SECOND MOYEN DE CASSATION :

Il est fait grief à l'arrêt attaqué d'avoir prononcé la nullité de la marque Next n° 1.486.272 déposée par la société PHILIP MORRIS RETAIL ;
Aux motifs que, « il résulte de ce qui précède que le dépôt fautif de la marque Next par la société PHILIP MORRIS PRODUCTS, indépendamment de toute exploitation de ce signe, interdit à la société NEXT RETAIL LIMITED l'exercice utile et paisible de son droit de propriété industrielle de sorte qu'il constitue une atteinte à ses droits antérieurs au sens des dispositions de l'article L. 711-4 du Code de la propriété intellectuelle ; que, par voie de conséquence, faisant droit à cette demande en nullité, il n'y a pas lieu d'examiner celle subsidiaire tendant à la déchéance des droits de la société PHILIP MORRIS PRODUCTS » ;
1/ Alors que, d'une part, la cassation à intervenir sur le premier moyen de cassation emportera, par voie de conséquence et en application de l'article 624 du Code de procédure civile, la cassation du chef du dispositif ayant prononcé la nullité de la marque Next déposée par la société PHILIP MORRIS PRODUCTS ;
2/ Alors que, d'autre part, les autorités compétentes appelées à appliquer et à interpréter le droit national pertinent sont tenues de le faire à la lumière du texte et de la finalité de la directive CE n° 89/104 du 21 décembre 1988 pour atteindre le résultat visé par celle-ci ; qu'il appartient en particulier au juge national d'interpréter l'article L. 711-4 du Code de la propriété intellectuelle, qui interdit l'adoption comme marque d'un signe portant atteinte à une marque antérieure, à la lumière de l'article 11 de cette directive, lequel dispose que « la nullité d'une marque ne peut être prononcée en raison de l'existence d'une marque antérieure en conflit qui ne satisfait pas aux conditions d'usage énoncées à l'article 10 paragraphes 1, 2 et 3 ou, selon le cas, à l'article 10 paragraphe 4 » ; qu'ainsi, l'existence d'une marque n'ayant pas fait l'objet d'un usage sérieux depuis un délai ininterrompu de cinq ans ne pouvant fonder la nullité de la marque enregistrée postérieurement, la Cour d'appel, en prononçant la nullité de la marque Next déposée par la société PHILIP MORRIS PRODUCTS, a violé l'article L. 711-4 du Code de la propriété intellectuelle tel qu'il doit être interprété à la lumière de l'article 11 de la directive CE n° 89/104 du 21 décembre 1988 ;
3/ Alors que enfin, le Conseil constitutionnel a posé en règle, dans une décision n° 90-283 du 8 janvier 1991, que le droit de propriété d'une marque déposée concernant le tabac ou les produits du tabac n'est pas affecté dans son existence par les dispositions de l'article 3 de la loi du 10 janvier 1991, la prohibition de la publicité et de la propagande en faveur du tabac n'étant susceptible d'affecter ce droit de propriété que dans son exercice ; qu'en déclarant nulle la marque déposée par la société PHILIP MORRIS PRODUCTS parce qu'elle affectait nécessairement les droits de la société NEXT RETAIL sur la marque antérieurement enregistrée par l'effet de l'application de la législation relative à la lutte contre le tabagisme, quand cette marque n'était pas exploitée et que le dépôt du signe pour désigner le tabac et les produits du tabac avait été effectué uniquement à titre conservatoire, sans utilisation de celui-ci et dans l'attente de son éventuelle disponibilité, ce dont il résulte une atteinte excessive et disproportionnée au droit de propriété du déposant, la Cour d'appel a violé les articles L. 712-1 et L. 711-4 du Code de la propriété intellectuelle, ensemble l'article L. 3511-4 du Code de la santé publique.

» Entrées fournies:

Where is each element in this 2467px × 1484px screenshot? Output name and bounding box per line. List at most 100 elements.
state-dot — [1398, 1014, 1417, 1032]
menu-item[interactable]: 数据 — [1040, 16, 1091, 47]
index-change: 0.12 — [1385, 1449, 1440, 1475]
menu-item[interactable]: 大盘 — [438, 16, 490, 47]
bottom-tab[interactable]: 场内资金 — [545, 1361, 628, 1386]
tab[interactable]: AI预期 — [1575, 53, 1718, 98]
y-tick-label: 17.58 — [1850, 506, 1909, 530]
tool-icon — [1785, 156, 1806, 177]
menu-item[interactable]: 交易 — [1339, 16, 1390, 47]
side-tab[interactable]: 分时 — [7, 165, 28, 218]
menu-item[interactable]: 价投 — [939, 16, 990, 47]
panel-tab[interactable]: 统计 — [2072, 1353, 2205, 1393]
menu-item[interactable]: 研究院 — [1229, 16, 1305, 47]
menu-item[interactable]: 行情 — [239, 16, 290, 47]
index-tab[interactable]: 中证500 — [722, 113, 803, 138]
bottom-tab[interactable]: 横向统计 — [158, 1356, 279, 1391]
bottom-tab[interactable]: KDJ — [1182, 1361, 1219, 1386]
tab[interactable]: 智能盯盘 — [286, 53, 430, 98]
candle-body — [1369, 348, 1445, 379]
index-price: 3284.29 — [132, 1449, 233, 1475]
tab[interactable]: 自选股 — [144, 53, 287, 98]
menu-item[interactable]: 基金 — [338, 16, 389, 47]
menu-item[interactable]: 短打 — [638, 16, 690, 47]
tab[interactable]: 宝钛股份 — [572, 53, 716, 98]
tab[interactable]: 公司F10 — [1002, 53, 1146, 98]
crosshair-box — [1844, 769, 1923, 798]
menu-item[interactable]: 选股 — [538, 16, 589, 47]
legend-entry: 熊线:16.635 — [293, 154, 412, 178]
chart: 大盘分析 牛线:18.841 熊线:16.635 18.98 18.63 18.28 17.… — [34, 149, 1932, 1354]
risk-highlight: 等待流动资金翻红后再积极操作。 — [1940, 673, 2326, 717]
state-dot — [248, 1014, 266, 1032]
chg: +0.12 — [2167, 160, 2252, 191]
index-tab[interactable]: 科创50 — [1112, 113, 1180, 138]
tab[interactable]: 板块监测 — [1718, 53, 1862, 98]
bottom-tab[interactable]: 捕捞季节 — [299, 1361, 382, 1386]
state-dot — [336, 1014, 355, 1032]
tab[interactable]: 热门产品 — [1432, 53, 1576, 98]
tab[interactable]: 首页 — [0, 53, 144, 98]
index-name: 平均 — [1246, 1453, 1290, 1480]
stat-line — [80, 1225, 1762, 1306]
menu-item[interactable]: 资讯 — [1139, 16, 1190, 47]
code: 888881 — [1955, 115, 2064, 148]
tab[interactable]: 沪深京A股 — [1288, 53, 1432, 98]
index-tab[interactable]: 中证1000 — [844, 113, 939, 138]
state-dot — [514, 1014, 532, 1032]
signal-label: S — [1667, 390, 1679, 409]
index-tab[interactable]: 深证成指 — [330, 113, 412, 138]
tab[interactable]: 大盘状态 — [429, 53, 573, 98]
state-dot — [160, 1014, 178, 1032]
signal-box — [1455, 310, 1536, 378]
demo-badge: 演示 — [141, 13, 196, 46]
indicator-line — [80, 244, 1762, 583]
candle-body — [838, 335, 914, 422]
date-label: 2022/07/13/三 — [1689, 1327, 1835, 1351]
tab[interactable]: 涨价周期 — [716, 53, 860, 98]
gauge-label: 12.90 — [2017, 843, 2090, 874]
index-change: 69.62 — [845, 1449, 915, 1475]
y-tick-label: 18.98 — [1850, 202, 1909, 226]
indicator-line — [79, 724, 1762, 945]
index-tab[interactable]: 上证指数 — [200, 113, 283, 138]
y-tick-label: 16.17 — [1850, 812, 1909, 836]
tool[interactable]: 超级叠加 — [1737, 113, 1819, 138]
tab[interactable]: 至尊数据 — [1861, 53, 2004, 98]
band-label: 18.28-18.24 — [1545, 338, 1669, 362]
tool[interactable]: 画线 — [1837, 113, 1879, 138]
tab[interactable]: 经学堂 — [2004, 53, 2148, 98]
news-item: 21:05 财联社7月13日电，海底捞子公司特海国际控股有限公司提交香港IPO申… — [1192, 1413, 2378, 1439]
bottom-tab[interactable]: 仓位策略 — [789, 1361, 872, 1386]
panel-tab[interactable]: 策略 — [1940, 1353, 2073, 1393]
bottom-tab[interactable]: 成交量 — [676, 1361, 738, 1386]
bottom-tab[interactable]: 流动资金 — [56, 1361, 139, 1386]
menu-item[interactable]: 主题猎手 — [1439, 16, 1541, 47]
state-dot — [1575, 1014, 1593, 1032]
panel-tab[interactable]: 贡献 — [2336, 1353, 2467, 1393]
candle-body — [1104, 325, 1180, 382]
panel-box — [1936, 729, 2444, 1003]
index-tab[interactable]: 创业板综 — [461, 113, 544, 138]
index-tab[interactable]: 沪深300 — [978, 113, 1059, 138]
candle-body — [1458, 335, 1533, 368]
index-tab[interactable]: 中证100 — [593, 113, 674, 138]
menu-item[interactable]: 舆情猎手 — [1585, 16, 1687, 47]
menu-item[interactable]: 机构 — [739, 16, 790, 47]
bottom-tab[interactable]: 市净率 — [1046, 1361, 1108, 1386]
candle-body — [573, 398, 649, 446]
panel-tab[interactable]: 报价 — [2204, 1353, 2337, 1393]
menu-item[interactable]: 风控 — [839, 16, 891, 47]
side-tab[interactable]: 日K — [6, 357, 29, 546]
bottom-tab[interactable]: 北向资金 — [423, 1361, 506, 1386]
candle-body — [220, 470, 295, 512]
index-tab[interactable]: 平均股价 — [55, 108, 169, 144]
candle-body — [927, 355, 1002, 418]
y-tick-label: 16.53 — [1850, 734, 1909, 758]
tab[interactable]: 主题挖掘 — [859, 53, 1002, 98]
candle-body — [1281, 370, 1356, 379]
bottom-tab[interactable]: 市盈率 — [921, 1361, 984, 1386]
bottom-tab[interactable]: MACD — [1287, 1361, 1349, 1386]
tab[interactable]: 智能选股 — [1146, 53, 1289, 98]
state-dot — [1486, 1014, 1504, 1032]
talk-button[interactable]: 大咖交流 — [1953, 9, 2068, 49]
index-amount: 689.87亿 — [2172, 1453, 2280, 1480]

» Consigne A:
Pouvez-vous réécrire la partie des entrées qui s'ouvre avec leur première ligne et se ferme avec la ligne contenant « index-change: 0.12 — [1385, 1449, 1440, 1475] », en remplaçant « screenshot » par « screen capture » sans rien changer d'autre ?
» Consigne B:
Pouvez-vous poursuivre le moyen de cassation sur la marque Next à partir de l'endroit où il s'arrête ?
Les entrées n'ont aucun rapport avec le moyen de cassation sur la marque Next.

» Réponse attendue A:
Where is each element in this 2467px × 1484px screen capture? Output name and bounding box per line. List at most 100 elements.
state-dot — [1398, 1014, 1417, 1032]
menu-item[interactable]: 数据 — [1040, 16, 1091, 47]
index-change: 0.12 — [1385, 1449, 1440, 1475]

» Réponse attendue B:
Synthèse
Formation : Chambre commerciale
Numéro d'arrêt : 09-65072
Date de la décision : 18/05/2010
Sens de l'arrêt : Cassation
Type d'affaire : Commerciale

Analyses

MARQUE DE FABRIQUE - Eléments constitutifs - Exclusion - Signe portant atteinte à des droits antérieurs - Atteinte à une marque antérieurement enregistrée - Conditions - Marque ayant fait l'objet d'un usage sérieux ou justes motifs de son inexploitation

L'existence d'une marque n'ayant pas fait l'objet d'un usage sérieux depuis un délai ininterrompu de cinq ans ne pouvant fonder la nullité d'une marque enregistrée postérieurement, ne donne pas de base légale à sa décision d'annuler la marque seconde la cour d'appel qui s'abstient de rechercher si la marque première avait fait l'objet d'un usage sérieux et, le cas échéant, s'il existait de justes motifs d'inexploitation


Références :

Sur le numéro 1 : article L. 714-5 du code de la propriété intellectuelle
Sur le numéro 2 : article L. 711-4 du code de la propriété intellectuelle

Décision attaquée : Cour d'appel de Paris, 19 novembre 2008

Sur le n° 1 : Dans le même sens que : Com., 7 juin 2006, pourvoi n° 04-16908, Bull. 2006, IV, n° 138 (2) (cassation partielle)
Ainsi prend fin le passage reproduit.